What this task involves:
Find the lines that contain the word "Confirm" and copy each one.

begin

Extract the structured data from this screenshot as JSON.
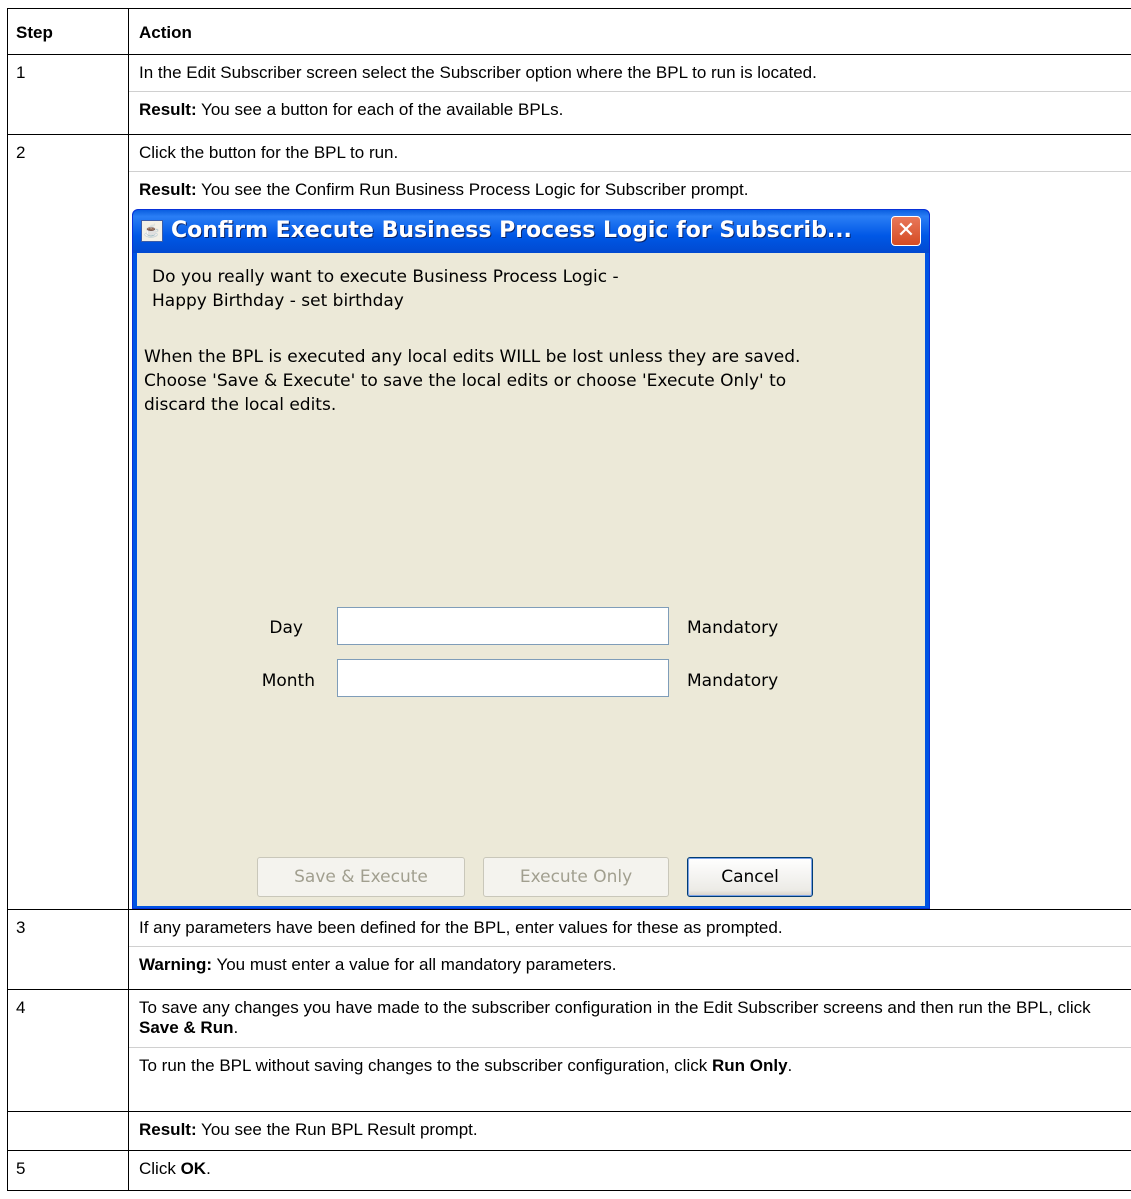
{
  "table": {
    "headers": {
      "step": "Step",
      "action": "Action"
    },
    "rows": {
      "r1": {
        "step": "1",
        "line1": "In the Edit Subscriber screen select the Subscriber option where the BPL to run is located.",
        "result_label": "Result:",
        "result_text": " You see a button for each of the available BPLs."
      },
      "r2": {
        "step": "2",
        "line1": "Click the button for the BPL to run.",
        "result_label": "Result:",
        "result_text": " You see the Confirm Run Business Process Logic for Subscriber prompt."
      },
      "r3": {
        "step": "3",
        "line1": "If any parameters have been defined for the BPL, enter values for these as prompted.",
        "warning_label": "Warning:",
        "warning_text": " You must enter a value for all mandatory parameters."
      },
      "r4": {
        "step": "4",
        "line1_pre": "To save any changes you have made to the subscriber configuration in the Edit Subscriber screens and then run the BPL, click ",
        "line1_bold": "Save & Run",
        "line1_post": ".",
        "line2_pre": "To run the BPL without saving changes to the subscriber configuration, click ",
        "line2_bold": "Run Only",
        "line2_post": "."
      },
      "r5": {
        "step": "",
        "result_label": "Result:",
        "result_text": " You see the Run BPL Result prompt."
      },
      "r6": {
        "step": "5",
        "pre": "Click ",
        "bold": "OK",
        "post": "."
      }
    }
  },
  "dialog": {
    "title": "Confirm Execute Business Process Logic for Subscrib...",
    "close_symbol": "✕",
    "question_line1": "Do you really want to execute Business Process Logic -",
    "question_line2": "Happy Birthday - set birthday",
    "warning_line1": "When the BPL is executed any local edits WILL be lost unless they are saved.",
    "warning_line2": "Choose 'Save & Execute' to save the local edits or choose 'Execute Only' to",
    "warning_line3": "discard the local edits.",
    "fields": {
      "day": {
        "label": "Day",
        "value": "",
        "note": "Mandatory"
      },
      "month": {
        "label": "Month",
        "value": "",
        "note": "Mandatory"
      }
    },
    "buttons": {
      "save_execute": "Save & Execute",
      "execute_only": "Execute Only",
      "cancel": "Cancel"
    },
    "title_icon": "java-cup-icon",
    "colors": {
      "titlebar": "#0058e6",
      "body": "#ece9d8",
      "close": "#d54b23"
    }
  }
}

end

Exercise response:
        "result_text": " You see the Confirm Run Business Process Logic for Subscriber prompt."
    "title": "Confirm Execute Business Process Logic for Subscrib...",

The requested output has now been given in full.